### What is asked
Copy out all lines with the word "color" in them.

### Exercise materials
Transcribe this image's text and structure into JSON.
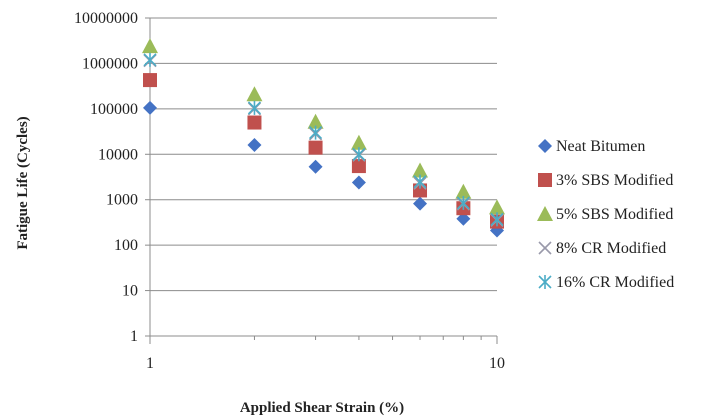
{
  "chart_data": {
    "type": "scatter",
    "title": "",
    "xlabel": "Applied Shear Strain (%)",
    "ylabel": "Fatigue Life (Cycles)",
    "xscale": "log",
    "yscale": "log",
    "xlim": [
      1,
      10
    ],
    "ylim": [
      1,
      10000000
    ],
    "xticks": [
      1,
      10
    ],
    "xtick_labels": [
      "1",
      "10"
    ],
    "yticks": [
      1,
      10,
      100,
      1000,
      10000,
      100000,
      1000000,
      10000000
    ],
    "ytick_labels": [
      "1",
      "10",
      "100",
      "1000",
      "10000",
      "100000",
      "1000000",
      "10000000"
    ],
    "grid": "horizontal major gridlines",
    "legend_position": "right",
    "series": [
      {
        "name": "Neat Bitumen",
        "marker": "diamond",
        "color": "#4472C4",
        "x": [
          1,
          2,
          3,
          4,
          6,
          8,
          10
        ],
        "y": [
          105000,
          16000,
          5300,
          2400,
          820,
          380,
          210
        ]
      },
      {
        "name": "3% SBS Modified",
        "marker": "square",
        "color": "#C0504D",
        "x": [
          1,
          2,
          3,
          4,
          6,
          8,
          10
        ],
        "y": [
          430000,
          50000,
          14000,
          5500,
          1600,
          650,
          330
        ]
      },
      {
        "name": "5% SBS Modified",
        "marker": "triangle",
        "color": "#9BBB59",
        "x": [
          1,
          2,
          3,
          4,
          6,
          8,
          10
        ],
        "y": [
          2400000,
          210000,
          52000,
          18000,
          4400,
          1500,
          680
        ]
      },
      {
        "name": "8% CR Modified",
        "marker": "x",
        "color": "#9999AA",
        "x": [
          1,
          2,
          3,
          4,
          6,
          8,
          10
        ],
        "y": [
          1150000,
          100000,
          28000,
          9500,
          2300,
          800,
          350
        ]
      },
      {
        "name": "16% CR Modified",
        "marker": "asterisk",
        "color": "#4BACC6",
        "x": [
          1,
          2,
          3,
          4,
          6,
          8,
          10
        ],
        "y": [
          1200000,
          105000,
          30000,
          10000,
          2500,
          850,
          370
        ]
      }
    ]
  }
}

### Answer for the task
        "color": "#4472C4",
        "color": "#C0504D",
        "color": "#9BBB59",
        "color": "#9999AA",
        "color": "#4BACC6",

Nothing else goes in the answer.